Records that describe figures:

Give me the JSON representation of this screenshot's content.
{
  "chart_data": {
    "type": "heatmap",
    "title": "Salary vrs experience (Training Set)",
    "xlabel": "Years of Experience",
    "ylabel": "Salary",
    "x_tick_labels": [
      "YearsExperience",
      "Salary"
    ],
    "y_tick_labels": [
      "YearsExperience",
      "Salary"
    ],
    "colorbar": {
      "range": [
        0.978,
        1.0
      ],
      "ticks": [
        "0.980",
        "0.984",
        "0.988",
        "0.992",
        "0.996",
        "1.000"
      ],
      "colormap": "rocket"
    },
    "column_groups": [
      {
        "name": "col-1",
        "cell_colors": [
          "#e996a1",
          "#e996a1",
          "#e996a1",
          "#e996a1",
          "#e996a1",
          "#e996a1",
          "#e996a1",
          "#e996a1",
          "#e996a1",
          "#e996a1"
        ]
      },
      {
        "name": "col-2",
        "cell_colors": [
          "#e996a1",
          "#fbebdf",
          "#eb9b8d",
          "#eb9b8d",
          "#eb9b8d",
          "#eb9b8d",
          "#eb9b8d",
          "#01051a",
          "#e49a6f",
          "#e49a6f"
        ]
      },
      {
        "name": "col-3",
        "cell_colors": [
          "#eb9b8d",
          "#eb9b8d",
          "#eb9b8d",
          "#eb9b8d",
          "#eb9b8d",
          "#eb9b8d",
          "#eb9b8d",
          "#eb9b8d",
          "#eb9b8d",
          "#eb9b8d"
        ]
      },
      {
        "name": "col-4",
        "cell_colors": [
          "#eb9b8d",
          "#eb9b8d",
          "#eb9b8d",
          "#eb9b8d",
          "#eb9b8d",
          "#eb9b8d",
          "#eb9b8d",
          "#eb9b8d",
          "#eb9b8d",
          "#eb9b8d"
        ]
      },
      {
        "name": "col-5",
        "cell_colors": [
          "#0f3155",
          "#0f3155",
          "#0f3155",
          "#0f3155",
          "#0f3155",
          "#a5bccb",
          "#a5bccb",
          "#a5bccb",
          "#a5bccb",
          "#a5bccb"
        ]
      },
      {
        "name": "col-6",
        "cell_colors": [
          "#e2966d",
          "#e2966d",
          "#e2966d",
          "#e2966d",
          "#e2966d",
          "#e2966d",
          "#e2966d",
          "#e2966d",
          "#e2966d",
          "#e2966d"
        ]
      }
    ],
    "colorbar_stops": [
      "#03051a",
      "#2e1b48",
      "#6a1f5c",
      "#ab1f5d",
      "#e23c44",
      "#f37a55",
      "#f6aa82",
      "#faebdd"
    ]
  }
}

● **What to produce**: Write out the listing once more, matching it exactly.

● **Answer to the task**:
Give me the JSON representation of this screenshot's content.
{
  "chart_data": {
    "type": "heatmap",
    "title": "Salary vrs experience (Training Set)",
    "xlabel": "Years of Experience",
    "ylabel": "Salary",
    "x_tick_labels": [
      "YearsExperience",
      "Salary"
    ],
    "y_tick_labels": [
      "YearsExperience",
      "Salary"
    ],
    "colorbar": {
      "range": [
        0.978,
        1.0
      ],
      "ticks": [
        "0.980",
        "0.984",
        "0.988",
        "0.992",
        "0.996",
        "1.000"
      ],
      "colormap": "rocket"
    },
    "column_groups": [
      {
        "name": "col-1",
        "cell_colors": [
          "#e996a1",
          "#e996a1",
          "#e996a1",
          "#e996a1",
          "#e996a1",
          "#e996a1",
          "#e996a1",
          "#e996a1",
          "#e996a1",
          "#e996a1"
        ]
      },
      {
        "name": "col-2",
        "cell_colors": [
          "#e996a1",
          "#fbebdf",
          "#eb9b8d",
          "#eb9b8d",
          "#eb9b8d",
          "#eb9b8d",
          "#eb9b8d",
          "#01051a",
          "#e49a6f",
          "#e49a6f"
        ]
      },
      {
        "name": "col-3",
        "cell_colors": [
          "#eb9b8d",
          "#eb9b8d",
          "#eb9b8d",
          "#eb9b8d",
          "#eb9b8d",
          "#eb9b8d",
          "#eb9b8d",
          "#eb9b8d",
          "#eb9b8d",
          "#eb9b8d"
        ]
      },
      {
        "name": "col-4",
        "cell_colors": [
          "#eb9b8d",
          "#eb9b8d",
          "#eb9b8d",
          "#eb9b8d",
          "#eb9b8d",
          "#eb9b8d",
          "#eb9b8d",
          "#eb9b8d",
          "#eb9b8d",
          "#eb9b8d"
        ]
      },
      {
        "name": "col-5",
        "cell_colors": [
          "#0f3155",
          "#0f3155",
          "#0f3155",
          "#0f3155",
          "#0f3155",
          "#a5bccb",
          "#a5bccb",
          "#a5bccb",
          "#a5bccb",
          "#a5bccb"
        ]
      },
      {
        "name": "col-6",
        "cell_colors": [
          "#e2966d",
          "#e2966d",
          "#e2966d",
          "#e2966d",
          "#e2966d",
          "#e2966d",
          "#e2966d",
          "#e2966d",
          "#e2966d",
          "#e2966d"
        ]
      }
    ],
    "colorbar_stops": [
      "#03051a",
      "#2e1b48",
      "#6a1f5c",
      "#ab1f5d",
      "#e23c44",
      "#f37a55",
      "#f6aa82",
      "#faebdd"
    ]
  }
}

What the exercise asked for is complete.